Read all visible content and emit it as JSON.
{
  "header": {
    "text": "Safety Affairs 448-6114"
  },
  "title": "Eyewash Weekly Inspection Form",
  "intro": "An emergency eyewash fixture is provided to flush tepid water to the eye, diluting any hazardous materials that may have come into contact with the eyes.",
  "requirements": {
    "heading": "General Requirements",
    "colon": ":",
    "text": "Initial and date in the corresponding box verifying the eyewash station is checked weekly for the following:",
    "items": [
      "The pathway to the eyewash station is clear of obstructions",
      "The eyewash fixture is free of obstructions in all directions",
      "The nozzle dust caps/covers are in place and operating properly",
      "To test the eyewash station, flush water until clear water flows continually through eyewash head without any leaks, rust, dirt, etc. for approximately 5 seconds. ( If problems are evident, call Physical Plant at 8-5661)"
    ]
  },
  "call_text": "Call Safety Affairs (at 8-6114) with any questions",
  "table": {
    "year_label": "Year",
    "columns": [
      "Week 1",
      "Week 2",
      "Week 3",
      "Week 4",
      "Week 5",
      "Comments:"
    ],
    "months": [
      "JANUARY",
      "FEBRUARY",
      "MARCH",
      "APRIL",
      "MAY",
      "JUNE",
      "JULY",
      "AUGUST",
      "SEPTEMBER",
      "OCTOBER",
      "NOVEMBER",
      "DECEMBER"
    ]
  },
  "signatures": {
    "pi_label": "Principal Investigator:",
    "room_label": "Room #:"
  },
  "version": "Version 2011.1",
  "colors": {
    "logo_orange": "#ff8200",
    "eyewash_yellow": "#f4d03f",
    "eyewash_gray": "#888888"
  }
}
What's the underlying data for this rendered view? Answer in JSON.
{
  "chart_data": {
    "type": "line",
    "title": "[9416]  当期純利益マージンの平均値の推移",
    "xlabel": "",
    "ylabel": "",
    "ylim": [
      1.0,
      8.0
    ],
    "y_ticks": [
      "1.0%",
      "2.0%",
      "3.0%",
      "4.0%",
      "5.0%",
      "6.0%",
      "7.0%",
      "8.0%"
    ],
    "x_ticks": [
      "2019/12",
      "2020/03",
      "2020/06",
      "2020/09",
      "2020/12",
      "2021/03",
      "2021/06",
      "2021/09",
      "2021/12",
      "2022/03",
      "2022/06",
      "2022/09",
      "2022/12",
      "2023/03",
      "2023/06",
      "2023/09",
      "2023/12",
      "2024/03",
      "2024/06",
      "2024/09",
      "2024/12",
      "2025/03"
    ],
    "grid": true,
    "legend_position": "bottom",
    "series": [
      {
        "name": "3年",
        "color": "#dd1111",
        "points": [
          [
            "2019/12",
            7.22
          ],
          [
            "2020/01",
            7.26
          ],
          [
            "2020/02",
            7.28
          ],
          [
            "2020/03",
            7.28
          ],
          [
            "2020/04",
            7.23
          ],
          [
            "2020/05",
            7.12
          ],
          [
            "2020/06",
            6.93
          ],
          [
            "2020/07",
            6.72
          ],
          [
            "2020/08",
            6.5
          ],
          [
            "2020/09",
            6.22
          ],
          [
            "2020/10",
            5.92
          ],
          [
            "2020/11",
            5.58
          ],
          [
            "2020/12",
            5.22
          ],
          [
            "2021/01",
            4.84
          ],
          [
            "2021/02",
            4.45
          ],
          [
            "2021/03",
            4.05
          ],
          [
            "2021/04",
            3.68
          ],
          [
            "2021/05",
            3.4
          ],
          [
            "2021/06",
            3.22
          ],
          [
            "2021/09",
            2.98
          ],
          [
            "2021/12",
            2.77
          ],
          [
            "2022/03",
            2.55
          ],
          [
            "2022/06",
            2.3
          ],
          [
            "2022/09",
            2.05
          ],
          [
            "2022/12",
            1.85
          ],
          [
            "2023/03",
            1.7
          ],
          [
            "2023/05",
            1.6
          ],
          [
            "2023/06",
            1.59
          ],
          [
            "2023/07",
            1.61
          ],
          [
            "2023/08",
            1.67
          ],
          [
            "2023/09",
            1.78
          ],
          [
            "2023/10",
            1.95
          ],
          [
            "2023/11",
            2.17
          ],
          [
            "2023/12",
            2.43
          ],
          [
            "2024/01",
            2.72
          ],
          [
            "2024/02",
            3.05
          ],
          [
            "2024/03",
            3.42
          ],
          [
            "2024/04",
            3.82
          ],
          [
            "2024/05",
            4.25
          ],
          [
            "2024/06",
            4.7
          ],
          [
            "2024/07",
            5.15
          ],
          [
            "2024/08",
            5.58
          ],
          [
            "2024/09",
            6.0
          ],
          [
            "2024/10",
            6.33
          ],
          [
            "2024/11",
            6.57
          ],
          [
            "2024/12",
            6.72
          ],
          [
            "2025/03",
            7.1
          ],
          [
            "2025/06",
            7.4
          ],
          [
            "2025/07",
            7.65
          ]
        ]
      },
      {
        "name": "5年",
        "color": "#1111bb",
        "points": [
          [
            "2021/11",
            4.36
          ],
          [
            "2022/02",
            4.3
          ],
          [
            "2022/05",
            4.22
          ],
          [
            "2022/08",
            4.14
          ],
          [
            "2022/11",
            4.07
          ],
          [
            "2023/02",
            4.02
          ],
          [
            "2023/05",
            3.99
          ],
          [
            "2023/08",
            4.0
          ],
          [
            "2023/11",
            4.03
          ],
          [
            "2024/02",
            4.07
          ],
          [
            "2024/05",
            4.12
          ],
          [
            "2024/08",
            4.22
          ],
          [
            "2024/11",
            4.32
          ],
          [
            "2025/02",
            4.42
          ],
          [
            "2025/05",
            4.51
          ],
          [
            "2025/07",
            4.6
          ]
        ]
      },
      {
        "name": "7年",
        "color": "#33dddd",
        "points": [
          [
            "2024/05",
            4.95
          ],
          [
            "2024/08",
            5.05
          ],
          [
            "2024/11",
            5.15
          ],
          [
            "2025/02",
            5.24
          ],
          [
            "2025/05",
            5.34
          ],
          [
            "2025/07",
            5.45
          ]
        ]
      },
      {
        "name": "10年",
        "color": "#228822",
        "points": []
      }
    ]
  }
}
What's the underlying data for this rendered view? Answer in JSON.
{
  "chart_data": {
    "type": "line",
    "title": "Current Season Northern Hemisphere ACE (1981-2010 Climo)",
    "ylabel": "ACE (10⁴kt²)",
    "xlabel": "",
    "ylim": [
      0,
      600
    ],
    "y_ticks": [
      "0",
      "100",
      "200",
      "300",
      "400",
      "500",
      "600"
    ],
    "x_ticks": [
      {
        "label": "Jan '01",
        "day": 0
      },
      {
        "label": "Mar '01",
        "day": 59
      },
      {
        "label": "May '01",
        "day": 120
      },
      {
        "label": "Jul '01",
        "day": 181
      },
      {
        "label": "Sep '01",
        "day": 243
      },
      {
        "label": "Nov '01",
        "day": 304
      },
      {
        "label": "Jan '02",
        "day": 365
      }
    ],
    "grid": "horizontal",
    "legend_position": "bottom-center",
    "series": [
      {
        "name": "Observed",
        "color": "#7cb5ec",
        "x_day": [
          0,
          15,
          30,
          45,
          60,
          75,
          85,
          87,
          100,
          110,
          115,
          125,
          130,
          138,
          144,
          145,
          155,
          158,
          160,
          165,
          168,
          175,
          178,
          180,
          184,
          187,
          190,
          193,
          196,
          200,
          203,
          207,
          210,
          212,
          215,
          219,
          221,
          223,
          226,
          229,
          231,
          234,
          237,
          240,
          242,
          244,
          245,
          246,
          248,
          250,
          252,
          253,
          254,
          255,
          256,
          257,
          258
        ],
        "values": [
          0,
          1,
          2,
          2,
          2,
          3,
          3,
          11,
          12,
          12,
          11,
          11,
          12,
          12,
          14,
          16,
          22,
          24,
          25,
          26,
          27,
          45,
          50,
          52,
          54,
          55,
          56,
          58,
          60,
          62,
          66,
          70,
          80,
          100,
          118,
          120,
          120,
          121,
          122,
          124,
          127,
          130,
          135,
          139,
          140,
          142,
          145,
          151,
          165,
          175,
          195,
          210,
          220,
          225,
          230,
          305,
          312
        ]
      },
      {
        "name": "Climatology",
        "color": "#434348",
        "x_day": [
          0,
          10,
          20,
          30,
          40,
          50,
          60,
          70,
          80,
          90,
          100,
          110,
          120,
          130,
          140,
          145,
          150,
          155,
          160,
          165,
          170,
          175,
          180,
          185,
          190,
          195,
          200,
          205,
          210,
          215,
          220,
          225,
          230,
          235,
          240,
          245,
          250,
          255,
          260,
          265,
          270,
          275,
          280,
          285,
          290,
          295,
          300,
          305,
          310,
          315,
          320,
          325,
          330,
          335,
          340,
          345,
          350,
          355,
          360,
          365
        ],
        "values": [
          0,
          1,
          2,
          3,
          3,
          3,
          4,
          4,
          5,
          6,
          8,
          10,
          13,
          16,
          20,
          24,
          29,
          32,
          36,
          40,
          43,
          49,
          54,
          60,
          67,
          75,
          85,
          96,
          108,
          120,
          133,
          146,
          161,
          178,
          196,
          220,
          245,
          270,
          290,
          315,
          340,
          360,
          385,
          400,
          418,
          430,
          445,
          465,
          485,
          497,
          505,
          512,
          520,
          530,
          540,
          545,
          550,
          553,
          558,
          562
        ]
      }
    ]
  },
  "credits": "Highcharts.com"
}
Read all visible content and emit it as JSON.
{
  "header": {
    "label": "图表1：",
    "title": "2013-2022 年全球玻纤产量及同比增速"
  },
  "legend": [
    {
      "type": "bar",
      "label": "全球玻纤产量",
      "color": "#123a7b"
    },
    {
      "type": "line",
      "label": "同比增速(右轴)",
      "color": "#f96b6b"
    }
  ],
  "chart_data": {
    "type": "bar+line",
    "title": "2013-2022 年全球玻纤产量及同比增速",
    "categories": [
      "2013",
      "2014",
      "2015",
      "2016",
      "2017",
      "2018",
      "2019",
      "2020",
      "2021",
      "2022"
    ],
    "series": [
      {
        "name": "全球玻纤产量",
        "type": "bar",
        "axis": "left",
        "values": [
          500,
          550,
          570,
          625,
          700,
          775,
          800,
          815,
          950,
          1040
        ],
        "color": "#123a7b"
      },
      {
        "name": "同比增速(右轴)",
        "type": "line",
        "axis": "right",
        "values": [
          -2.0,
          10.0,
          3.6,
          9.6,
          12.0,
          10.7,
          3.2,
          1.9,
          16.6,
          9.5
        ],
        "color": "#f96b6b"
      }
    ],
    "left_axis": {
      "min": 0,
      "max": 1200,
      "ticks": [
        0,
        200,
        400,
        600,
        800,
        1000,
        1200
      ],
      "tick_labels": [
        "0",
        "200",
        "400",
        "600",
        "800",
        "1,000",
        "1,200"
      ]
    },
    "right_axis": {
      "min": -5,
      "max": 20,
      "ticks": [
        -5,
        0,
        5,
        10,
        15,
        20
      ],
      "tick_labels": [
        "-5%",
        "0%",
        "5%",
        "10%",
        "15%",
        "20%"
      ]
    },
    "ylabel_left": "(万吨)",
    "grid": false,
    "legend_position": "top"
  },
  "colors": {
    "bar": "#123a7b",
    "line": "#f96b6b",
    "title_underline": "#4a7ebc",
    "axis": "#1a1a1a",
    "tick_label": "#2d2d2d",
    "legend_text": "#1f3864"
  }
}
=-=-=-=-=
> _EXERCISE BRIEF_
Every line that holds the word "clear" should be extracted.

> _SOLUTION BELOW_
      "The pathway to the eyewash station is clear of obstructions",
      "To test the eyewash station, flush water until clear water flows continually through eyewash head without any leaks, rust, dirt, etc. for approximately 5 seconds. ( If problems are evident, call Physical Plant at 8-5661)"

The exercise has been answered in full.